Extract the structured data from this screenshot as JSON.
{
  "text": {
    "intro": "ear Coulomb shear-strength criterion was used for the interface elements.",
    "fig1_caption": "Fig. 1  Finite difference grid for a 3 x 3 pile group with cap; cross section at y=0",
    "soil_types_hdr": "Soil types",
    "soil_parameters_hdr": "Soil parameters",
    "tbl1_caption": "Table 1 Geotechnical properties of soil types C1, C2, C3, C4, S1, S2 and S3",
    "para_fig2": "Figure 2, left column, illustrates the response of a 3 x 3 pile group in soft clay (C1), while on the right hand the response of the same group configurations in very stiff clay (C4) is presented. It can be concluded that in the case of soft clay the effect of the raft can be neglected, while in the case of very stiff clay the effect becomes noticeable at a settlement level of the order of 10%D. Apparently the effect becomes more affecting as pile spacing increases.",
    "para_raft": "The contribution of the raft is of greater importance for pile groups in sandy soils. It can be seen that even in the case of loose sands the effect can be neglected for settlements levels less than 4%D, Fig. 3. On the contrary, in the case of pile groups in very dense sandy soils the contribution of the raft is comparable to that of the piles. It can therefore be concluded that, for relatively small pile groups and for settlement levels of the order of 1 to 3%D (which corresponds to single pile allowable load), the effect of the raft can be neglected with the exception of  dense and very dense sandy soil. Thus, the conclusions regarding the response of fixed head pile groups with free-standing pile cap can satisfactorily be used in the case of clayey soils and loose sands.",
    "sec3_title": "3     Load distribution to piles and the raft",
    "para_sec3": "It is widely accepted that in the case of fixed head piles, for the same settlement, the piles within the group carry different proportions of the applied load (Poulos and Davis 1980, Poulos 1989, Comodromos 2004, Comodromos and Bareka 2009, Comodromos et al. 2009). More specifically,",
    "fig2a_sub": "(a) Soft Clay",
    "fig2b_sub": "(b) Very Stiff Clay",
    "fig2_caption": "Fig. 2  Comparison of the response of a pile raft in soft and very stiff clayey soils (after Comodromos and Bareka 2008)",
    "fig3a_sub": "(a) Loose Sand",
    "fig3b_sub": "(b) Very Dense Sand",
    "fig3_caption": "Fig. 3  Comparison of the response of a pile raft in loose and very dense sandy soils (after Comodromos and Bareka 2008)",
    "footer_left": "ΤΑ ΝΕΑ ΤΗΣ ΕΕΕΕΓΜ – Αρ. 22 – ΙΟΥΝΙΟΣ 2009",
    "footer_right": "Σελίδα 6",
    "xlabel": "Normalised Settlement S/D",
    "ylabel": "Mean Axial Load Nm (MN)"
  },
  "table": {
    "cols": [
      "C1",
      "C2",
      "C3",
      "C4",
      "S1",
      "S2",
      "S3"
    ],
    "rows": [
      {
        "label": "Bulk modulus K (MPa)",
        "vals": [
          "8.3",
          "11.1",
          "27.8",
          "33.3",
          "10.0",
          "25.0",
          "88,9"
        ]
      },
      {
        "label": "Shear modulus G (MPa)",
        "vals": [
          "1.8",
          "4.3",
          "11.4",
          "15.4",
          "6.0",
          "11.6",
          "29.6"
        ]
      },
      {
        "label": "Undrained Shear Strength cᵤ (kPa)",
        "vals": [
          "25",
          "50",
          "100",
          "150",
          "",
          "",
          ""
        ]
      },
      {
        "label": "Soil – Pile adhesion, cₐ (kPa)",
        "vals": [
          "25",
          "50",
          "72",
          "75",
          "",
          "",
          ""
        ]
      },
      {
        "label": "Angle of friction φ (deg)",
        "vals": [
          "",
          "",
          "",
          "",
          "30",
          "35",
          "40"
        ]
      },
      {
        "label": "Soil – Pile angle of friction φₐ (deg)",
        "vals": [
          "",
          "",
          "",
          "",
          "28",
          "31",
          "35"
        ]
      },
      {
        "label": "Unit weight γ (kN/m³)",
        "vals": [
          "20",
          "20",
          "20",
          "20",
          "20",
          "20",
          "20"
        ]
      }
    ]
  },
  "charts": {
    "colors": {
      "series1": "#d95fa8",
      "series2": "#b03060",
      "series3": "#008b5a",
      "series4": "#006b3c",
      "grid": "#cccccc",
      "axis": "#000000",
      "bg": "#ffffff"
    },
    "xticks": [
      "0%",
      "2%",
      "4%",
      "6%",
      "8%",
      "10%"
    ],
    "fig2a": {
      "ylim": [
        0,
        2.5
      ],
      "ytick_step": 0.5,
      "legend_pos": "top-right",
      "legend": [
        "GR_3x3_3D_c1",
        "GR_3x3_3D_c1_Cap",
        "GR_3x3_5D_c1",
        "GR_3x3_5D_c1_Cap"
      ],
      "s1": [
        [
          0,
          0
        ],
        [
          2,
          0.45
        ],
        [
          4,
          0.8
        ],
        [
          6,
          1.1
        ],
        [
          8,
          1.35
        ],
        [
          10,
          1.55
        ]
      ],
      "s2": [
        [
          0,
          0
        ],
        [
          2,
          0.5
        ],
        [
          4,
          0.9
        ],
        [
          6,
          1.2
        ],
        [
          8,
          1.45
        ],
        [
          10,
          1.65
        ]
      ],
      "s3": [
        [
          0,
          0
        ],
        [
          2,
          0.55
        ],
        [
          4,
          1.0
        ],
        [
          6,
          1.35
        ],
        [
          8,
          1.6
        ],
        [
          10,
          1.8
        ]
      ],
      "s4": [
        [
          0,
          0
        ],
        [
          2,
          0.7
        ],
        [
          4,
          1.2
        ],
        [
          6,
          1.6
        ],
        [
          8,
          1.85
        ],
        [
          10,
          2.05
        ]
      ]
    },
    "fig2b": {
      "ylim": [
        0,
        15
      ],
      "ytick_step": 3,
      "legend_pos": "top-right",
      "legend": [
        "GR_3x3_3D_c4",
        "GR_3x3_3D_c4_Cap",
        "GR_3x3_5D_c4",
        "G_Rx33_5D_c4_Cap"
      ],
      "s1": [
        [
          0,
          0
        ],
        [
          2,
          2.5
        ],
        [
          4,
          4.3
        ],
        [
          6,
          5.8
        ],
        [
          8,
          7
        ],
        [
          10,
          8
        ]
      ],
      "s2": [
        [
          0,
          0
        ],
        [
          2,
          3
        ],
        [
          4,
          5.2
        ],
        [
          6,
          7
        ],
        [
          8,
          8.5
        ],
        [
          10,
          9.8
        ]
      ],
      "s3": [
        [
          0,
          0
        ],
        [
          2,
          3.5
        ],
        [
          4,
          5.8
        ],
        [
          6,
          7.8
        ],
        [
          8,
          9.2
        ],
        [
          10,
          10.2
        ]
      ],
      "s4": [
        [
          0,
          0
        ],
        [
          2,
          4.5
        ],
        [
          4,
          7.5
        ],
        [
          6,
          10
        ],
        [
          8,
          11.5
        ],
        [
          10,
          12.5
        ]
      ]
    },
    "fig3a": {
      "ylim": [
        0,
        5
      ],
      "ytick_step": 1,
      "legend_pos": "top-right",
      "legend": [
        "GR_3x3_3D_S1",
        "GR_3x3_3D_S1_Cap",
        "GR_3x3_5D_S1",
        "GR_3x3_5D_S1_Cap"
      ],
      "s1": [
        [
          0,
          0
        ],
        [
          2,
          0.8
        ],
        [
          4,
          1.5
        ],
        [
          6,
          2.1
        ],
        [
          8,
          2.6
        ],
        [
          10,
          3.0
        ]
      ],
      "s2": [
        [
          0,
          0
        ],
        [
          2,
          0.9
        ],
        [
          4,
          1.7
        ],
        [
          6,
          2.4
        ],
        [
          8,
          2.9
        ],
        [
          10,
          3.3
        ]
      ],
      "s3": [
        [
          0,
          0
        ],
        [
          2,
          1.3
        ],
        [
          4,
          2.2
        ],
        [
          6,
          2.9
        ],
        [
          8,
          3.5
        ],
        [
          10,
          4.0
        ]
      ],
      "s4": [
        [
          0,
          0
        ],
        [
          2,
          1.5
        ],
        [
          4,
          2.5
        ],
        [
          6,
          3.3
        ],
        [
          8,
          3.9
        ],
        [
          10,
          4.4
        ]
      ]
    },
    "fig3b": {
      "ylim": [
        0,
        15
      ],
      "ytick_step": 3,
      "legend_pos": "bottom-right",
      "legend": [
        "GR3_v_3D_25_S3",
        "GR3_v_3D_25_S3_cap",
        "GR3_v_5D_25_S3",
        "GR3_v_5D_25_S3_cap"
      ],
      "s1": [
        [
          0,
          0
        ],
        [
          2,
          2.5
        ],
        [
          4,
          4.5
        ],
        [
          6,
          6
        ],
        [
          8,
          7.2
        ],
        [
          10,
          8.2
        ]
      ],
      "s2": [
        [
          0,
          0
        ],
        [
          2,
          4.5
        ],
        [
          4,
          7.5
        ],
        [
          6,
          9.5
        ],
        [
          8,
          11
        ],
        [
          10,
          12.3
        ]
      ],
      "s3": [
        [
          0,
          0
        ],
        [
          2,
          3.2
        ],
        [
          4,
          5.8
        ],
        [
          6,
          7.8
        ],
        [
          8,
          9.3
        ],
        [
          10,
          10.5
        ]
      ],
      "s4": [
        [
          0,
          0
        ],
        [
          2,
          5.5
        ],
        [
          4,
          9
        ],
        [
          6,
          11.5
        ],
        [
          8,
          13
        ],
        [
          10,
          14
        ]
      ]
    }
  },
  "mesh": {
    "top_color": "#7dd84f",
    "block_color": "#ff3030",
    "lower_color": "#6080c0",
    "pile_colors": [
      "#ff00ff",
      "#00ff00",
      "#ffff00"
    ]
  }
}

* [Problem statement] Where a line above contains the word "Comparison", copy that line.

* [Expected output]
    "fig2_caption": "Fig. 2  Comparison of the response of a pile raft in soft and very stiff clayey soils (after Comodromos and Bareka 2008)",
    "fig3_caption": "Fig. 3  Comparison of the response of a pile raft in loose and very dense sandy soils (after Comodromos and Bareka 2008)",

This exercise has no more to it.